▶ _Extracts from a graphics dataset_
--- Begin ---
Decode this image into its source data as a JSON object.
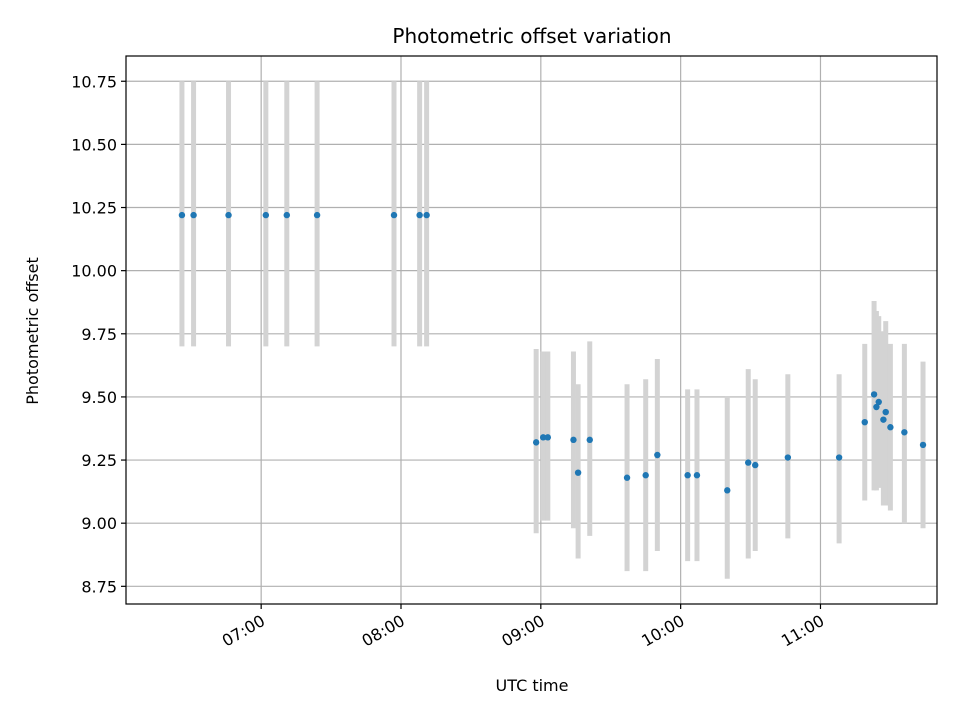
{
  "chart_data": {
    "type": "scatter",
    "title": "Photometric offset variation",
    "xlabel": "UTC time",
    "ylabel": "Photometric offset",
    "x_format": "HH:MM",
    "xlim": [
      "06:02",
      "11:50"
    ],
    "ylim": [
      8.68,
      10.85
    ],
    "x_ticks": [
      "07:00",
      "08:00",
      "09:00",
      "10:00",
      "11:00"
    ],
    "y_ticks": [
      8.75,
      9.0,
      9.25,
      9.5,
      9.75,
      10.0,
      10.25,
      10.5,
      10.75
    ],
    "y_tick_labels": [
      "8.75",
      "9.00",
      "9.25",
      "9.50",
      "9.75",
      "10.00",
      "10.25",
      "10.50",
      "10.75"
    ],
    "grid": true,
    "marker_color": "#1f77b4",
    "errorbar_color": "#d3d3d3",
    "series": [
      {
        "points": [
          {
            "x": "06:26",
            "y": 10.22,
            "lo": 9.7,
            "hi": 10.75
          },
          {
            "x": "06:31",
            "y": 10.22,
            "lo": 9.7,
            "hi": 10.75
          },
          {
            "x": "06:46",
            "y": 10.22,
            "lo": 9.7,
            "hi": 10.75
          },
          {
            "x": "07:02",
            "y": 10.22,
            "lo": 9.7,
            "hi": 10.75
          },
          {
            "x": "07:11",
            "y": 10.22,
            "lo": 9.7,
            "hi": 10.75
          },
          {
            "x": "07:24",
            "y": 10.22,
            "lo": 9.7,
            "hi": 10.75
          },
          {
            "x": "07:57",
            "y": 10.22,
            "lo": 9.7,
            "hi": 10.75
          },
          {
            "x": "08:08",
            "y": 10.22,
            "lo": 9.7,
            "hi": 10.75
          },
          {
            "x": "08:11",
            "y": 10.22,
            "lo": 9.7,
            "hi": 10.75
          },
          {
            "x": "08:58",
            "y": 9.32,
            "lo": 8.96,
            "hi": 9.69
          },
          {
            "x": "09:01",
            "y": 9.34,
            "lo": 9.01,
            "hi": 9.68
          },
          {
            "x": "09:03",
            "y": 9.34,
            "lo": 9.01,
            "hi": 9.68
          },
          {
            "x": "09:14",
            "y": 9.33,
            "lo": 8.98,
            "hi": 9.68
          },
          {
            "x": "09:16",
            "y": 9.2,
            "lo": 8.86,
            "hi": 9.55
          },
          {
            "x": "09:21",
            "y": 9.33,
            "lo": 8.95,
            "hi": 9.72
          },
          {
            "x": "09:37",
            "y": 9.18,
            "lo": 8.81,
            "hi": 9.55
          },
          {
            "x": "09:45",
            "y": 9.19,
            "lo": 8.81,
            "hi": 9.57
          },
          {
            "x": "09:50",
            "y": 9.27,
            "lo": 8.89,
            "hi": 9.65
          },
          {
            "x": "10:03",
            "y": 9.19,
            "lo": 8.85,
            "hi": 9.53
          },
          {
            "x": "10:07",
            "y": 9.19,
            "lo": 8.85,
            "hi": 9.53
          },
          {
            "x": "10:20",
            "y": 9.13,
            "lo": 8.78,
            "hi": 9.5
          },
          {
            "x": "10:29",
            "y": 9.24,
            "lo": 8.86,
            "hi": 9.61
          },
          {
            "x": "10:32",
            "y": 9.23,
            "lo": 8.89,
            "hi": 9.57
          },
          {
            "x": "10:46",
            "y": 9.26,
            "lo": 8.94,
            "hi": 9.59
          },
          {
            "x": "11:08",
            "y": 9.26,
            "lo": 8.92,
            "hi": 9.59
          },
          {
            "x": "11:19",
            "y": 9.4,
            "lo": 9.09,
            "hi": 9.71
          },
          {
            "x": "11:23",
            "y": 9.51,
            "lo": 9.13,
            "hi": 9.88
          },
          {
            "x": "11:24",
            "y": 9.46,
            "lo": 9.13,
            "hi": 9.84
          },
          {
            "x": "11:25",
            "y": 9.48,
            "lo": 9.14,
            "hi": 9.82
          },
          {
            "x": "11:27",
            "y": 9.41,
            "lo": 9.07,
            "hi": 9.76
          },
          {
            "x": "11:28",
            "y": 9.44,
            "lo": 9.07,
            "hi": 9.8
          },
          {
            "x": "11:30",
            "y": 9.38,
            "lo": 9.05,
            "hi": 9.71
          },
          {
            "x": "11:36",
            "y": 9.36,
            "lo": 9.0,
            "hi": 9.71
          },
          {
            "x": "11:44",
            "y": 9.31,
            "lo": 8.98,
            "hi": 9.64
          }
        ]
      }
    ]
  }
}
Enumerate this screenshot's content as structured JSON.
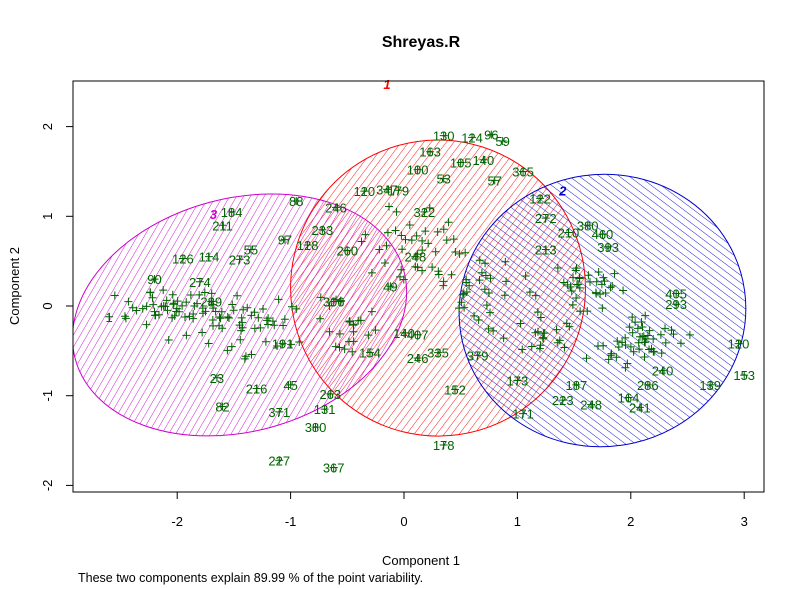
--- End ---
▶ _Job_
All of the material above should be reproduced exactly, except the pictures.

▶ _Reply to the exercise_
Decode this image into its source data as a JSON object.
{
  "chart_data": {
    "type": "scatter",
    "title": "Photometric offset variation",
    "xlabel": "UTC time",
    "ylabel": "Photometric offset",
    "x_format": "HH:MM",
    "xlim": [
      "06:02",
      "11:50"
    ],
    "ylim": [
      8.68,
      10.85
    ],
    "x_ticks": [
      "07:00",
      "08:00",
      "09:00",
      "10:00",
      "11:00"
    ],
    "y_ticks": [
      8.75,
      9.0,
      9.25,
      9.5,
      9.75,
      10.0,
      10.25,
      10.5,
      10.75
    ],
    "y_tick_labels": [
      "8.75",
      "9.00",
      "9.25",
      "9.50",
      "9.75",
      "10.00",
      "10.25",
      "10.50",
      "10.75"
    ],
    "grid": true,
    "marker_color": "#1f77b4",
    "errorbar_color": "#d3d3d3",
    "series": [
      {
        "points": [
          {
            "x": "06:26",
            "y": 10.22,
            "lo": 9.7,
            "hi": 10.75
          },
          {
            "x": "06:31",
            "y": 10.22,
            "lo": 9.7,
            "hi": 10.75
          },
          {
            "x": "06:46",
            "y": 10.22,
            "lo": 9.7,
            "hi": 10.75
          },
          {
            "x": "07:02",
            "y": 10.22,
            "lo": 9.7,
            "hi": 10.75
          },
          {
            "x": "07:11",
            "y": 10.22,
            "lo": 9.7,
            "hi": 10.75
          },
          {
            "x": "07:24",
            "y": 10.22,
            "lo": 9.7,
            "hi": 10.75
          },
          {
            "x": "07:57",
            "y": 10.22,
            "lo": 9.7,
            "hi": 10.75
          },
          {
            "x": "08:08",
            "y": 10.22,
            "lo": 9.7,
            "hi": 10.75
          },
          {
            "x": "08:11",
            "y": 10.22,
            "lo": 9.7,
            "hi": 10.75
          },
          {
            "x": "08:58",
            "y": 9.32,
            "lo": 8.96,
            "hi": 9.69
          },
          {
            "x": "09:01",
            "y": 9.34,
            "lo": 9.01,
            "hi": 9.68
          },
          {
            "x": "09:03",
            "y": 9.34,
            "lo": 9.01,
            "hi": 9.68
          },
          {
            "x": "09:14",
            "y": 9.33,
            "lo": 8.98,
            "hi": 9.68
          },
          {
            "x": "09:16",
            "y": 9.2,
            "lo": 8.86,
            "hi": 9.55
          },
          {
            "x": "09:21",
            "y": 9.33,
            "lo": 8.95,
            "hi": 9.72
          },
          {
            "x": "09:37",
            "y": 9.18,
            "lo": 8.81,
            "hi": 9.55
          },
          {
            "x": "09:45",
            "y": 9.19,
            "lo": 8.81,
            "hi": 9.57
          },
          {
            "x": "09:50",
            "y": 9.27,
            "lo": 8.89,
            "hi": 9.65
          },
          {
            "x": "10:03",
            "y": 9.19,
            "lo": 8.85,
            "hi": 9.53
          },
          {
            "x": "10:07",
            "y": 9.19,
            "lo": 8.85,
            "hi": 9.53
          },
          {
            "x": "10:20",
            "y": 9.13,
            "lo": 8.78,
            "hi": 9.5
          },
          {
            "x": "10:29",
            "y": 9.24,
            "lo": 8.86,
            "hi": 9.61
          },
          {
            "x": "10:32",
            "y": 9.23,
            "lo": 8.89,
            "hi": 9.57
          },
          {
            "x": "10:46",
            "y": 9.26,
            "lo": 8.94,
            "hi": 9.59
          },
          {
            "x": "11:08",
            "y": 9.26,
            "lo": 8.92,
            "hi": 9.59
          },
          {
            "x": "11:19",
            "y": 9.4,
            "lo": 9.09,
            "hi": 9.71
          },
          {
            "x": "11:23",
            "y": 9.51,
            "lo": 9.13,
            "hi": 9.88
          },
          {
            "x": "11:24",
            "y": 9.46,
            "lo": 9.13,
            "hi": 9.84
          },
          {
            "x": "11:25",
            "y": 9.48,
            "lo": 9.14,
            "hi": 9.82
          },
          {
            "x": "11:27",
            "y": 9.41,
            "lo": 9.07,
            "hi": 9.76
          },
          {
            "x": "11:28",
            "y": 9.44,
            "lo": 9.07,
            "hi": 9.8
          },
          {
            "x": "11:30",
            "y": 9.38,
            "lo": 9.05,
            "hi": 9.71
          },
          {
            "x": "11:36",
            "y": 9.36,
            "lo": 9.0,
            "hi": 9.71
          },
          {
            "x": "11:44",
            "y": 9.31,
            "lo": 8.98,
            "hi": 9.64
          }
        ]
      }
    ]
  }
}
Enumerate this screenshot's content as structured JSON.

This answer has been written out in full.